◆ SET TASK ◆
Collect every line of the records below that contains the word "xlabel".

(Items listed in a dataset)
#####
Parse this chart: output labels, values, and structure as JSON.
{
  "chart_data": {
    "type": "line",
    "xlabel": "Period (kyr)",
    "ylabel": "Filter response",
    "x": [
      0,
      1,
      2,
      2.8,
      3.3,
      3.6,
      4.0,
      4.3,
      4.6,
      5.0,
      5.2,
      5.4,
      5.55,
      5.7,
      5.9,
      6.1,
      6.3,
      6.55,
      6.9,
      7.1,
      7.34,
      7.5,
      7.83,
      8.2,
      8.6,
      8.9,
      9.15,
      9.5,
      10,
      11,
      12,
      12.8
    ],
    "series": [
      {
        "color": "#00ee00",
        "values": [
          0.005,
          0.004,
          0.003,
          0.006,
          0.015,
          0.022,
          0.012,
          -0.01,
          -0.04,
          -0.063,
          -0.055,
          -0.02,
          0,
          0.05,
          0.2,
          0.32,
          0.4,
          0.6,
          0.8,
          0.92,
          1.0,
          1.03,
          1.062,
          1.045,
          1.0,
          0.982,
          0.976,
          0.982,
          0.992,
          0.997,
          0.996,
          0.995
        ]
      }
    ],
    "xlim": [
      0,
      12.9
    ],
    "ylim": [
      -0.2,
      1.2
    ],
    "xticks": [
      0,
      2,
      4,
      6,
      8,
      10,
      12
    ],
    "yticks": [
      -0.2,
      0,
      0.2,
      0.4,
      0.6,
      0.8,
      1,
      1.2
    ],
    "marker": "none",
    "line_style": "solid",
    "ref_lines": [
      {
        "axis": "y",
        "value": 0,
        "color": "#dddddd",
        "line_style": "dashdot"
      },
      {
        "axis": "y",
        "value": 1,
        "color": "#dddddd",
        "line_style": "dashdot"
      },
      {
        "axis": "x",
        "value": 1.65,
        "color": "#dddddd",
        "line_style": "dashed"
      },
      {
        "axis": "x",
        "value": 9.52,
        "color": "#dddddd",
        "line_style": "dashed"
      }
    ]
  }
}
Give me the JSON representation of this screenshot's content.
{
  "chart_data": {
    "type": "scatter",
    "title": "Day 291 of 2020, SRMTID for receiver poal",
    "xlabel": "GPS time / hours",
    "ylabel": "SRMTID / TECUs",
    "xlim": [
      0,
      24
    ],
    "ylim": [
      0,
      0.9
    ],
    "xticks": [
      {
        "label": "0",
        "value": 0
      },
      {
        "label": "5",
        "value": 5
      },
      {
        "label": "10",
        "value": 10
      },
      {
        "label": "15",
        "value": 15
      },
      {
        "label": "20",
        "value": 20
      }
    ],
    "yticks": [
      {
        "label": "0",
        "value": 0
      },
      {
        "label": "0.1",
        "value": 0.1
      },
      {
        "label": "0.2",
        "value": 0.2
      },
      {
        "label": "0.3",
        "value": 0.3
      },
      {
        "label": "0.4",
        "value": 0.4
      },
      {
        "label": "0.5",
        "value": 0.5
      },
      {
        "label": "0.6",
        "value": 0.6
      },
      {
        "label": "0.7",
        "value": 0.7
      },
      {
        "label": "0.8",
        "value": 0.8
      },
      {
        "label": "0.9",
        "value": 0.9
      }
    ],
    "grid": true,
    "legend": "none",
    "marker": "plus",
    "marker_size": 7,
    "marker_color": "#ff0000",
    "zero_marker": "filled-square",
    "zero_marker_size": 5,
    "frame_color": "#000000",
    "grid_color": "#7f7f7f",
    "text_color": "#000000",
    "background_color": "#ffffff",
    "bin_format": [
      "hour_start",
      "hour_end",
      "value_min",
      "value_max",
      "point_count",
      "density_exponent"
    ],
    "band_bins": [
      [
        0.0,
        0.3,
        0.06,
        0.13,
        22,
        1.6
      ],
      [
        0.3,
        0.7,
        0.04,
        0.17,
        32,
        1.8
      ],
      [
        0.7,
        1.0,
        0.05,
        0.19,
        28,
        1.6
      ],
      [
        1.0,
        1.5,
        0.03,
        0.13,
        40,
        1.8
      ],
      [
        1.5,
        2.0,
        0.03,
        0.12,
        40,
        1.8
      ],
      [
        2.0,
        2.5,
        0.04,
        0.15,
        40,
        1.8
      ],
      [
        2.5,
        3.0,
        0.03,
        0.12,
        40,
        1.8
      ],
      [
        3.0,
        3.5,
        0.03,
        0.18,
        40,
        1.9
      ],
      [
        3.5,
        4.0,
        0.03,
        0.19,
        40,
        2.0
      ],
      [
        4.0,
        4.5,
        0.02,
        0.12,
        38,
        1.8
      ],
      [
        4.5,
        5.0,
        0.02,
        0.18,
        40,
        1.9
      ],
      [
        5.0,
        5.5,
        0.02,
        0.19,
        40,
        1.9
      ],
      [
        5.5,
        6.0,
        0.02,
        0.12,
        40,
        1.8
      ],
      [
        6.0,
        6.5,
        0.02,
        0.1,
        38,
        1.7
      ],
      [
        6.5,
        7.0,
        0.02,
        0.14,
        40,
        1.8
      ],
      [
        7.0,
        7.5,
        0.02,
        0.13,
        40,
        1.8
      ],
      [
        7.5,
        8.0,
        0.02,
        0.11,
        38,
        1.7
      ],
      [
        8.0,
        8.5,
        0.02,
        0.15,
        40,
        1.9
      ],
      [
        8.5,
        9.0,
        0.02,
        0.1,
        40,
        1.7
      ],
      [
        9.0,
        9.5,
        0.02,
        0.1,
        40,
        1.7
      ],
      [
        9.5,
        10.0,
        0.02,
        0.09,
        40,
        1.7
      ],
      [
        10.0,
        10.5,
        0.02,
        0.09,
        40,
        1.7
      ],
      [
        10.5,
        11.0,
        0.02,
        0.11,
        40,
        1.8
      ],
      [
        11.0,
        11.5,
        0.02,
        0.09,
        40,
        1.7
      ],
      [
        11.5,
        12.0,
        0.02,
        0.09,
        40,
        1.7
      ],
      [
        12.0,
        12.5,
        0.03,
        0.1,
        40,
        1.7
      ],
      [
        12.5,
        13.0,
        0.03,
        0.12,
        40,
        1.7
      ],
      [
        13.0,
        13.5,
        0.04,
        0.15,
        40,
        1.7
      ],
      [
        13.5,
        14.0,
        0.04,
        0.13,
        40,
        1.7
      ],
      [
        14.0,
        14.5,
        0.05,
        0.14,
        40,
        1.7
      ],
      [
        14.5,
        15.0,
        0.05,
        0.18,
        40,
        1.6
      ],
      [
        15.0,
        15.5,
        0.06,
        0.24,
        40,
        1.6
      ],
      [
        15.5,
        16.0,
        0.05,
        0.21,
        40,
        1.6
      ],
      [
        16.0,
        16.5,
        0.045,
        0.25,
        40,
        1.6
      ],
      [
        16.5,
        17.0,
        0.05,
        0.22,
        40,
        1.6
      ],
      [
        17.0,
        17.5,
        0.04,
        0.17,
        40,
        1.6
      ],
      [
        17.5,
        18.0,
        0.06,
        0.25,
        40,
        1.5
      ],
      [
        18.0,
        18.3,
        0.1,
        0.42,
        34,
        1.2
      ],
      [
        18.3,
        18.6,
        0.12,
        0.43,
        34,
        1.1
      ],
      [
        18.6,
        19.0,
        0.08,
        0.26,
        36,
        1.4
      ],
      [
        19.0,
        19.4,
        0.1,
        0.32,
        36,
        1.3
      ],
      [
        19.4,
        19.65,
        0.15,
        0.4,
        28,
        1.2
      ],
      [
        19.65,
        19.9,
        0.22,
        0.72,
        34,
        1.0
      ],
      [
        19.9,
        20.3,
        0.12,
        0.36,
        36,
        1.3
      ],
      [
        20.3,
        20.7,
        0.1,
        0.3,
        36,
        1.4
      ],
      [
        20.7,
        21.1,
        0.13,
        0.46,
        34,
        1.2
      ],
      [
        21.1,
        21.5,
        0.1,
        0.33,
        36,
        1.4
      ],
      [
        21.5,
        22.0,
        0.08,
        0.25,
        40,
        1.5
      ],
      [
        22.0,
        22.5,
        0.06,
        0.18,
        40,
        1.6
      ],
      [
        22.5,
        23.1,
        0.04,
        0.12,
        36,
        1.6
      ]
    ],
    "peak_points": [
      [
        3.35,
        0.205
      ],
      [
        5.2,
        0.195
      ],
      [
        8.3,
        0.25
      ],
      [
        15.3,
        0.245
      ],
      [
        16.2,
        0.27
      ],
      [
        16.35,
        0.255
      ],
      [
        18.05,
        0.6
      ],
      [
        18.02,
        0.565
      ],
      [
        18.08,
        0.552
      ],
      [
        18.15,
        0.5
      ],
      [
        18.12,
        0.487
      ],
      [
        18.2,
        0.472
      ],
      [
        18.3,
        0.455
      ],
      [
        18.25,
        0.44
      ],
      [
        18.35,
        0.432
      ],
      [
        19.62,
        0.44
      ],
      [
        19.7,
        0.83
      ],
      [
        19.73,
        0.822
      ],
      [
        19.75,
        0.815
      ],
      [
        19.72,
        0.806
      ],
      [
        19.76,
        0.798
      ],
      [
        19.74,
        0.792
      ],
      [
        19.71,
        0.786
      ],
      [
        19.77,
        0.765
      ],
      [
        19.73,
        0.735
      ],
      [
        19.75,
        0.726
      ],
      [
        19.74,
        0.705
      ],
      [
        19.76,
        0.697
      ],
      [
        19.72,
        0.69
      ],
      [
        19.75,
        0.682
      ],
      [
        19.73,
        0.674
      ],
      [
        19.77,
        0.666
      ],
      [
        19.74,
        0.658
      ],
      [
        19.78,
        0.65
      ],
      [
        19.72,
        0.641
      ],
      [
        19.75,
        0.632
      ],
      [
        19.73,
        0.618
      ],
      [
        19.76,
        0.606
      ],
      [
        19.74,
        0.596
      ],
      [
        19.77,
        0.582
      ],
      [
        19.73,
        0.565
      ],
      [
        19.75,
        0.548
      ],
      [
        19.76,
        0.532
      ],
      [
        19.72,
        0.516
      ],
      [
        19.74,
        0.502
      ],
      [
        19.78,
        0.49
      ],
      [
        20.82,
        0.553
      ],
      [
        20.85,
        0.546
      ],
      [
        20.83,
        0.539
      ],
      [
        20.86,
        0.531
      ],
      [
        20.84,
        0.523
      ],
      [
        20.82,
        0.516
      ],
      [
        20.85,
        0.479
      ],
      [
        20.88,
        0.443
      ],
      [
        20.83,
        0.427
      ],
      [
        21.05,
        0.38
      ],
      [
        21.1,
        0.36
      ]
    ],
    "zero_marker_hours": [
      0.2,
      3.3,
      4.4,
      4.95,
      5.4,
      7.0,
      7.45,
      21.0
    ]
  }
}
#####
◆ THE COMPLETED TASK ◆
    "xlabel": "Period (kyr)",
    "xlabel": "GPS time / hours",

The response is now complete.